Exercise
State the count of lines below in which the word "vehículos" appears, and add nothing.

Data supplied
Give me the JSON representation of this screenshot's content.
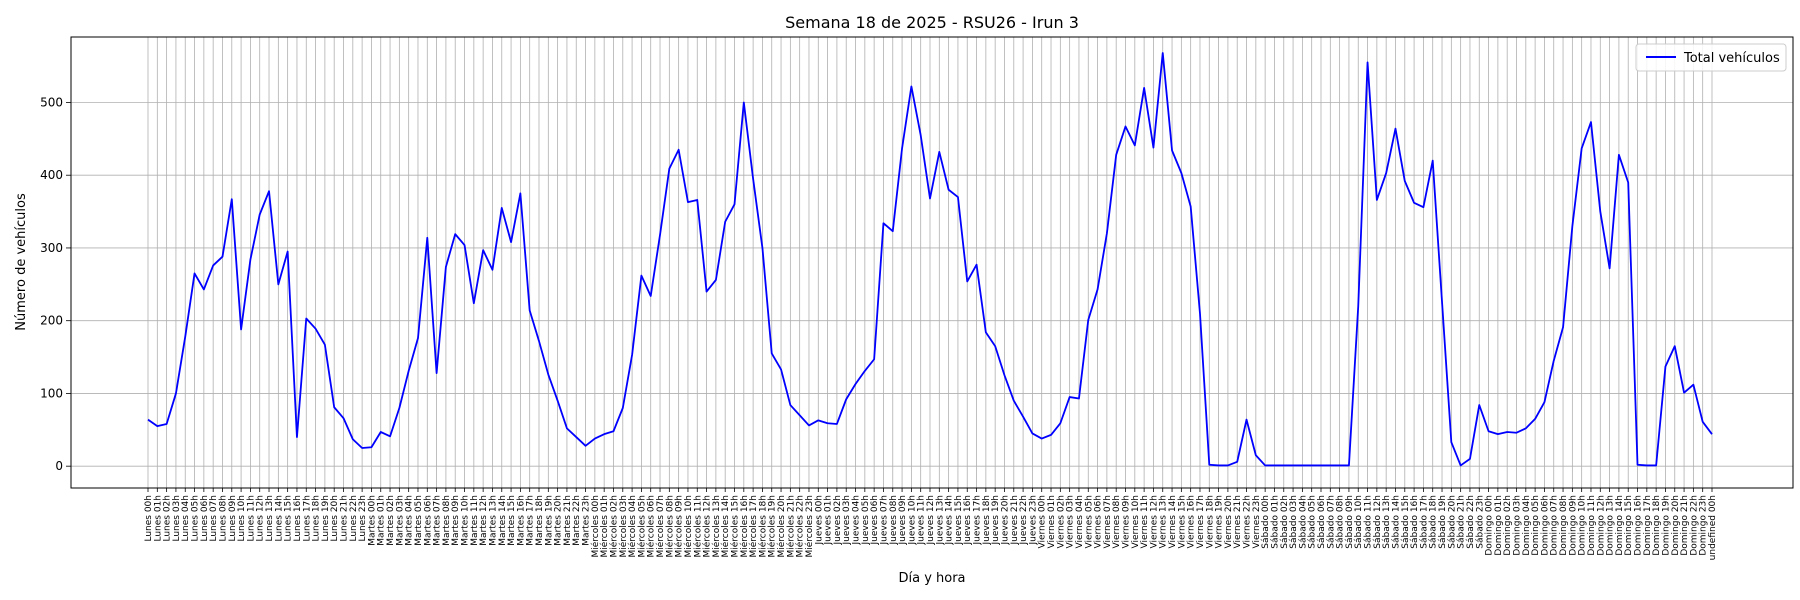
{
  "chart_data": {
    "type": "line",
    "title": "Semana 18 de 2025 - RSU26 - Irun 3",
    "xlabel": "Día y hora",
    "ylabel": "Número de vehículos",
    "ylim": [
      -30,
      590
    ],
    "yticks": [
      0,
      100,
      200,
      300,
      400,
      500
    ],
    "grid": true,
    "legend_position": "top-right",
    "days": [
      "Lunes",
      "Martes",
      "Miércoles",
      "Jueves",
      "Viernes",
      "Sábado",
      "Domingo"
    ],
    "series": [
      {
        "name": "Total vehículos",
        "color": "#0000ff",
        "values": [
          64,
          55,
          58,
          100,
          178,
          265,
          243,
          276,
          288,
          367,
          188,
          284,
          346,
          378,
          250,
          295,
          40,
          203,
          189,
          167,
          81,
          66,
          37,
          25,
          26,
          47,
          41,
          80,
          131,
          176,
          314,
          128,
          274,
          319,
          304,
          224,
          297,
          270,
          355,
          308,
          375,
          214,
          172,
          126,
          90,
          52,
          40,
          28,
          38,
          44,
          48,
          80,
          153,
          262,
          234,
          318,
          409,
          435,
          363,
          366,
          240,
          256,
          336,
          360,
          500,
          395,
          300,
          155,
          133,
          84,
          70,
          56,
          63,
          59,
          58,
          92,
          113,
          131,
          147,
          334,
          323,
          437,
          522,
          455,
          368,
          432,
          380,
          370,
          254,
          277,
          184,
          165,
          125,
          90,
          68,
          45,
          38,
          43,
          59,
          95,
          93,
          201,
          243,
          320,
          428,
          467,
          441,
          520,
          438,
          568,
          434,
          403,
          357,
          210,
          2,
          1,
          1,
          6,
          64,
          15,
          1,
          1,
          1,
          1,
          1,
          1,
          1,
          1,
          1,
          1,
          220,
          555,
          366,
          403,
          464,
          392,
          362,
          356,
          420,
          226,
          33,
          1,
          10,
          84,
          48,
          44,
          47,
          46,
          52,
          65,
          88,
          145,
          191,
          330,
          437,
          473,
          350,
          272,
          428,
          390,
          2,
          1,
          1,
          137,
          165,
          101,
          112,
          61,
          44
        ]
      }
    ]
  }
}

The output
2